§ TO BE DONE
Each line in the entries below that holds the string "true" is to be listed.
** START OF MATERIAL SHOWN **
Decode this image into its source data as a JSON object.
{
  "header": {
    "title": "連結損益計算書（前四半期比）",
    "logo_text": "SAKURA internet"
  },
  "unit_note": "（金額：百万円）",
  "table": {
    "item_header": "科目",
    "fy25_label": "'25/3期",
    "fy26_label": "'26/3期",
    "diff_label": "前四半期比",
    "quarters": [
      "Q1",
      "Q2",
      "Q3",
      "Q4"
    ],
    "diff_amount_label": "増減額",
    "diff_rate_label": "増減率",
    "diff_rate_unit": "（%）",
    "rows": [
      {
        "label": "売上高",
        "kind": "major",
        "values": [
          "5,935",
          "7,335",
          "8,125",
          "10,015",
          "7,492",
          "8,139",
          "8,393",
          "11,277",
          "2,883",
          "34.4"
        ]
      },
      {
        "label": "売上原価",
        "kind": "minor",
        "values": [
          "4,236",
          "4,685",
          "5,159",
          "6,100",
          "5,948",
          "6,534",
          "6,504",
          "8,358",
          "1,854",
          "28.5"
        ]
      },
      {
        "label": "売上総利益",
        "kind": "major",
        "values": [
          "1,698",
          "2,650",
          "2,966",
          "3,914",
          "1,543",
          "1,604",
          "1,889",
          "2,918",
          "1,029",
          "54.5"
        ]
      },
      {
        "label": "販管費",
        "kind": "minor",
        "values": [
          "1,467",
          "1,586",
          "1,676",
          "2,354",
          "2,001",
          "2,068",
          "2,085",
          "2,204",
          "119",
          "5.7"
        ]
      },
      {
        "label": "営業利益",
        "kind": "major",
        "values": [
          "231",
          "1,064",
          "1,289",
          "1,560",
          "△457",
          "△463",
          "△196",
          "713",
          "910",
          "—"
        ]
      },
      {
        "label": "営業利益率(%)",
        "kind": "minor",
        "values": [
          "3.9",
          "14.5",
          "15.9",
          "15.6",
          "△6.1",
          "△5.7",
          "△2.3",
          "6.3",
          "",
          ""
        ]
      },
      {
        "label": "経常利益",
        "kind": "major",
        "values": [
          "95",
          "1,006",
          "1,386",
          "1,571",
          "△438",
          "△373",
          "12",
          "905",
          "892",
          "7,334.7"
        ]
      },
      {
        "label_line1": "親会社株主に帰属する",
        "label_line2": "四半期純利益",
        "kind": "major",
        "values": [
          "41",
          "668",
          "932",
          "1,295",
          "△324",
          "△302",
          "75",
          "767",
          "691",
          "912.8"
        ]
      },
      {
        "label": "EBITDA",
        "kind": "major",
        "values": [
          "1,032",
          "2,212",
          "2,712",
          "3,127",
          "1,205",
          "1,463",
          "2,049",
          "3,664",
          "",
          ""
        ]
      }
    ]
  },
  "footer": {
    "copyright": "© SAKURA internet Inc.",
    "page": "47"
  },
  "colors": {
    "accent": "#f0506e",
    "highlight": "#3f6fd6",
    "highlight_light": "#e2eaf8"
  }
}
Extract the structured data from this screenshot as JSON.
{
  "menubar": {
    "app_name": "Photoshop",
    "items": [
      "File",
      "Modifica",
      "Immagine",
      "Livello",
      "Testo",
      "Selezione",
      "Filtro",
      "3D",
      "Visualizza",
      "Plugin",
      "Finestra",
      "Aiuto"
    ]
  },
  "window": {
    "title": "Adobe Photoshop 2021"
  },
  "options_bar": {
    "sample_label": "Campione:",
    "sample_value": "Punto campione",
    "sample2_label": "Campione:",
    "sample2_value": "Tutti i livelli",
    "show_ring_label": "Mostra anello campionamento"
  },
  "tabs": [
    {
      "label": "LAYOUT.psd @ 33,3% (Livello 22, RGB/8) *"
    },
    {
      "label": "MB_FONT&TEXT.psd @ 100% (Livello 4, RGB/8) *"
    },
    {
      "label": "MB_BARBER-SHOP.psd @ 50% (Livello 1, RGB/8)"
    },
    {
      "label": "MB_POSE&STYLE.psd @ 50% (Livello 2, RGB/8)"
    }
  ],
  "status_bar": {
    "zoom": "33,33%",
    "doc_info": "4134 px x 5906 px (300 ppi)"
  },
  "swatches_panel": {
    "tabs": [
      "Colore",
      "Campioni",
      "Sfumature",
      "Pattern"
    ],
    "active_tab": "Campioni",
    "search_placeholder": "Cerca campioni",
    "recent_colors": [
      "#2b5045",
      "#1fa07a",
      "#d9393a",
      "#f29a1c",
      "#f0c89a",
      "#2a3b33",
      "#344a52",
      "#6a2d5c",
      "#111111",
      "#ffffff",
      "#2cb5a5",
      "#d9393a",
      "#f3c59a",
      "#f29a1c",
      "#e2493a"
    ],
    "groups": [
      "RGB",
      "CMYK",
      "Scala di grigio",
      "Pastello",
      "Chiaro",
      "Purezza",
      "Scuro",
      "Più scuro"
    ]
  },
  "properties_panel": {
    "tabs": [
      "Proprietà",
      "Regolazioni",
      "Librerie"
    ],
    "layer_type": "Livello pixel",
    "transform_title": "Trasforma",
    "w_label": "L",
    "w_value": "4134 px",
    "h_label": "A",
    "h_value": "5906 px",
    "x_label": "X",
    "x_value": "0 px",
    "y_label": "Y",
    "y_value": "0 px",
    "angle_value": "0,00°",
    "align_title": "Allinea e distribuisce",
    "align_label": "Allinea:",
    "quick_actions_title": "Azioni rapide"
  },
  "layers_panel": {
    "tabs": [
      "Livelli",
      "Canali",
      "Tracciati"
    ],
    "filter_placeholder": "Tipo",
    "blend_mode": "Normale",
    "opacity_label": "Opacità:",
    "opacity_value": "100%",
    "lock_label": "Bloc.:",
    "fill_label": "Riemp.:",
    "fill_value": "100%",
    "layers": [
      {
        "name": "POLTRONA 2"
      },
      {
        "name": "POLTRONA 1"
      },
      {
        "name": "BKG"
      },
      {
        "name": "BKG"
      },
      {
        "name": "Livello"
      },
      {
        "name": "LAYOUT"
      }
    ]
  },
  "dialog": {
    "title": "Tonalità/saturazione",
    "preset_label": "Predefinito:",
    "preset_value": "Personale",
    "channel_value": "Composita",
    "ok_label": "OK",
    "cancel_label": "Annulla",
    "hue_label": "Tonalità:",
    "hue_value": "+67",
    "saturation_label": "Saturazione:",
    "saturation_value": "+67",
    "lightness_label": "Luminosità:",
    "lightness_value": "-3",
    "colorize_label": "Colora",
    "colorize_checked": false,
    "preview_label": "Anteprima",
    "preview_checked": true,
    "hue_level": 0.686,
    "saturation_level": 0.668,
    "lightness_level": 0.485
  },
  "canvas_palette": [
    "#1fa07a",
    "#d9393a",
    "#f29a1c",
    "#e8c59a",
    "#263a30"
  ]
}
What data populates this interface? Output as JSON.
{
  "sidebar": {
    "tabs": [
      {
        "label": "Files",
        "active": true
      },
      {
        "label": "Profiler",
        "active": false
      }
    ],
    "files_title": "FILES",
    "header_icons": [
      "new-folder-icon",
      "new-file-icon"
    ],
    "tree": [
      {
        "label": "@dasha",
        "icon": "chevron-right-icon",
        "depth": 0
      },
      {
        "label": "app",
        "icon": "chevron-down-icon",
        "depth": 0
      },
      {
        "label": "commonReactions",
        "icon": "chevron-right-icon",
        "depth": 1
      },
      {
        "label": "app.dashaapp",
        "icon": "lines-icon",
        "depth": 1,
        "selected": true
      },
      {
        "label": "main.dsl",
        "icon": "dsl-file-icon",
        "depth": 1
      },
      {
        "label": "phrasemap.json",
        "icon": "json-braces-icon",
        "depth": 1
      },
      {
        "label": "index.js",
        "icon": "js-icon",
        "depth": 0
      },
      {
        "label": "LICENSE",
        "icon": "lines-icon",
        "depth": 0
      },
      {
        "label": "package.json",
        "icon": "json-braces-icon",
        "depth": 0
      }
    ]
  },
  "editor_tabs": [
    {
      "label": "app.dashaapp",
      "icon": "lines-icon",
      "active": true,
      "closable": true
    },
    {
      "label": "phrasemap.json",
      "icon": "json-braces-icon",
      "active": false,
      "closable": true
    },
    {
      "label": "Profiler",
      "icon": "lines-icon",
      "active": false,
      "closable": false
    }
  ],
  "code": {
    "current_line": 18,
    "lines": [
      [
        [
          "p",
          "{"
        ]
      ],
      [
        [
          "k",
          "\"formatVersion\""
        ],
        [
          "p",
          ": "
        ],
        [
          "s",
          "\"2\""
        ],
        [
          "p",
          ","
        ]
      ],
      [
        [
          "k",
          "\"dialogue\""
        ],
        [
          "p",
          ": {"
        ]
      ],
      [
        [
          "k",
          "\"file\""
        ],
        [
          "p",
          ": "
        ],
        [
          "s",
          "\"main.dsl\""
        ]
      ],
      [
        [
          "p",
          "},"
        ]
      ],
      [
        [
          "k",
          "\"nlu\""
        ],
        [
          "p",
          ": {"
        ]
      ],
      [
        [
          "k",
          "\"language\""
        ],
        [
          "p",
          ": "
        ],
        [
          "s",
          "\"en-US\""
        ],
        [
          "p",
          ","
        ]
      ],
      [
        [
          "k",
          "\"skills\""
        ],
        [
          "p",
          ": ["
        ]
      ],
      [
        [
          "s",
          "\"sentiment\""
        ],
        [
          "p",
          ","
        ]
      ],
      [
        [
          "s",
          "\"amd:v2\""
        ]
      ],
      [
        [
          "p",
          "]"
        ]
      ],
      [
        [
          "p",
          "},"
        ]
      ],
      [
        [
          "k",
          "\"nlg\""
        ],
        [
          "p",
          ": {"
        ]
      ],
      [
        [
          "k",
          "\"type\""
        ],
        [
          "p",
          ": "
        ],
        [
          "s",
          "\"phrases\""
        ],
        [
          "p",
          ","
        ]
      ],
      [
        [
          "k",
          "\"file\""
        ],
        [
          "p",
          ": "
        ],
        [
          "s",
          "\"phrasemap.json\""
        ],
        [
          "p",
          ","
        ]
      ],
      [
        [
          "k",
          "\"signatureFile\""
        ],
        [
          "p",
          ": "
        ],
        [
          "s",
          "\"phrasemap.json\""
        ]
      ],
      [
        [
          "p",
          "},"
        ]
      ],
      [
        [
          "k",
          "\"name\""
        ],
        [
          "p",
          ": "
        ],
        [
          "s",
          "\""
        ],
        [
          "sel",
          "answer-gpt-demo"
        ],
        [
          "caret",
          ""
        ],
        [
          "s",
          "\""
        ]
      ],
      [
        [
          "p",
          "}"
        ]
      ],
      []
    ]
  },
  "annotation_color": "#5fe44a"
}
** END OF MATERIAL SHOWN **
§ ANSWER TO THIS TASK
    "preview_checked": true,
        "active": true
        "selected": true
      "active": true,
      "closable": true
      "closable": true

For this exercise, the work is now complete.